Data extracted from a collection
================================

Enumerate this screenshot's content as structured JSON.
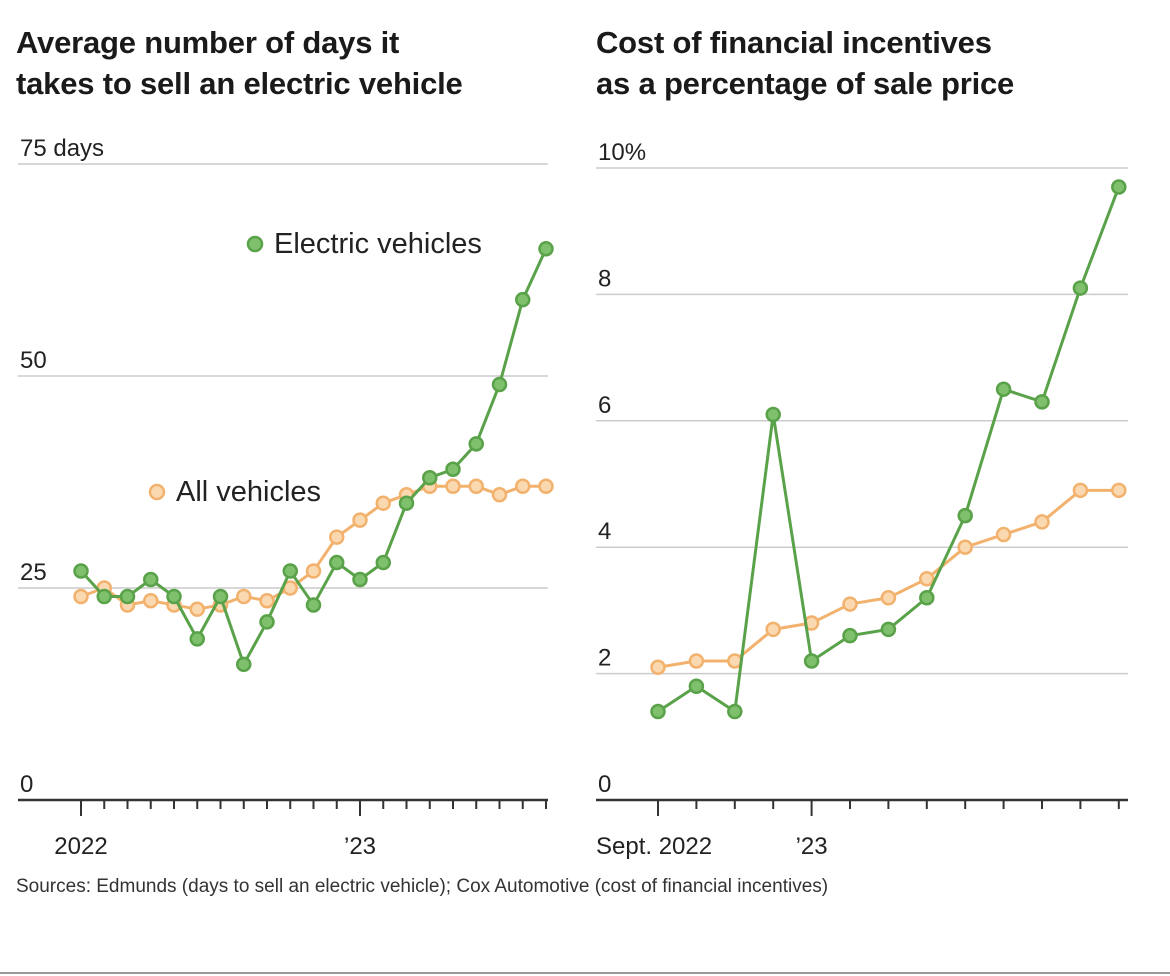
{
  "charts": {
    "left": {
      "title_line1": "Average number of days it",
      "title_line2": "takes to sell an electric vehicle"
    },
    "right": {
      "title_line1": "Cost of financial incentives",
      "title_line2": "as a percentage of sale price"
    }
  },
  "source_note": "Sources: Edmunds (days to sell an electric vehicle); Cox Automotive (cost of financial incentives)",
  "colors": {
    "electric": "#5aa24a",
    "electric_fill": "#7fc06c",
    "all": "#f2b26e",
    "all_fill": "#fbd9b0",
    "grid": "#cccccc",
    "axis": "#333333"
  },
  "chart_data": [
    {
      "type": "line",
      "title": "Average number of days it takes to sell an electric vehicle",
      "y_unit_label": "days",
      "ylim": [
        0,
        75
      ],
      "y_ticks": [
        "75 days",
        "50",
        "25",
        "0"
      ],
      "y_tick_values": [
        75,
        50,
        25,
        0
      ],
      "x_labels": [
        "2022",
        "’23"
      ],
      "x_label_indices": [
        0,
        12
      ],
      "grid": true,
      "series": [
        {
          "name": "Electric vehicles",
          "values": [
            27,
            24,
            24,
            26,
            24,
            19,
            24,
            16,
            21,
            27,
            23,
            28,
            26,
            28,
            35,
            38,
            39,
            42,
            49,
            59,
            65
          ]
        },
        {
          "name": "All vehicles",
          "values": [
            24,
            25,
            23,
            23.5,
            23,
            22.5,
            23,
            24,
            23.5,
            25,
            27,
            31,
            33,
            35,
            36,
            37,
            37,
            37,
            36,
            37,
            37
          ]
        }
      ]
    },
    {
      "type": "line",
      "title": "Cost of financial incentives as a percentage of sale price",
      "ylim": [
        0,
        10
      ],
      "y_ticks": [
        "10%",
        "8",
        "6",
        "4",
        "2",
        "0"
      ],
      "y_tick_values": [
        10,
        8,
        6,
        4,
        2,
        0
      ],
      "x_labels": [
        "Sept. 2022",
        "’23"
      ],
      "x_label_indices": [
        0,
        4
      ],
      "grid": true,
      "series": [
        {
          "name": "Electric vehicles",
          "values": [
            1.4,
            1.8,
            1.4,
            6.1,
            2.2,
            2.6,
            2.7,
            3.2,
            4.5,
            6.5,
            6.3,
            8.1,
            9.7
          ]
        },
        {
          "name": "All vehicles",
          "values": [
            2.1,
            2.2,
            2.2,
            2.7,
            2.8,
            3.1,
            3.2,
            3.5,
            4.0,
            4.2,
            4.4,
            4.9,
            4.9
          ]
        }
      ]
    }
  ]
}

================================

EXERCISE DESCRIPTION
Output every entry exactly as given; pictures are not part of the copy.

SOLUTION TO THIS PROBLEM
Enumerate this screenshot's content as structured JSON.
{
  "charts": {
    "left": {
      "title_line1": "Average number of days it",
      "title_line2": "takes to sell an electric vehicle"
    },
    "right": {
      "title_line1": "Cost of financial incentives",
      "title_line2": "as a percentage of sale price"
    }
  },
  "source_note": "Sources: Edmunds (days to sell an electric vehicle); Cox Automotive (cost of financial incentives)",
  "colors": {
    "electric": "#5aa24a",
    "electric_fill": "#7fc06c",
    "all": "#f2b26e",
    "all_fill": "#fbd9b0",
    "grid": "#cccccc",
    "axis": "#333333"
  },
  "chart_data": [
    {
      "type": "line",
      "title": "Average number of days it takes to sell an electric vehicle",
      "y_unit_label": "days",
      "ylim": [
        0,
        75
      ],
      "y_ticks": [
        "75 days",
        "50",
        "25",
        "0"
      ],
      "y_tick_values": [
        75,
        50,
        25,
        0
      ],
      "x_labels": [
        "2022",
        "’23"
      ],
      "x_label_indices": [
        0,
        12
      ],
      "grid": true,
      "series": [
        {
          "name": "Electric vehicles",
          "values": [
            27,
            24,
            24,
            26,
            24,
            19,
            24,
            16,
            21,
            27,
            23,
            28,
            26,
            28,
            35,
            38,
            39,
            42,
            49,
            59,
            65
          ]
        },
        {
          "name": "All vehicles",
          "values": [
            24,
            25,
            23,
            23.5,
            23,
            22.5,
            23,
            24,
            23.5,
            25,
            27,
            31,
            33,
            35,
            36,
            37,
            37,
            37,
            36,
            37,
            37
          ]
        }
      ]
    },
    {
      "type": "line",
      "title": "Cost of financial incentives as a percentage of sale price",
      "ylim": [
        0,
        10
      ],
      "y_ticks": [
        "10%",
        "8",
        "6",
        "4",
        "2",
        "0"
      ],
      "y_tick_values": [
        10,
        8,
        6,
        4,
        2,
        0
      ],
      "x_labels": [
        "Sept. 2022",
        "’23"
      ],
      "x_label_indices": [
        0,
        4
      ],
      "grid": true,
      "series": [
        {
          "name": "Electric vehicles",
          "values": [
            1.4,
            1.8,
            1.4,
            6.1,
            2.2,
            2.6,
            2.7,
            3.2,
            4.5,
            6.5,
            6.3,
            8.1,
            9.7
          ]
        },
        {
          "name": "All vehicles",
          "values": [
            2.1,
            2.2,
            2.2,
            2.7,
            2.8,
            3.1,
            3.2,
            3.5,
            4.0,
            4.2,
            4.4,
            4.9,
            4.9
          ]
        }
      ]
    }
  ]
}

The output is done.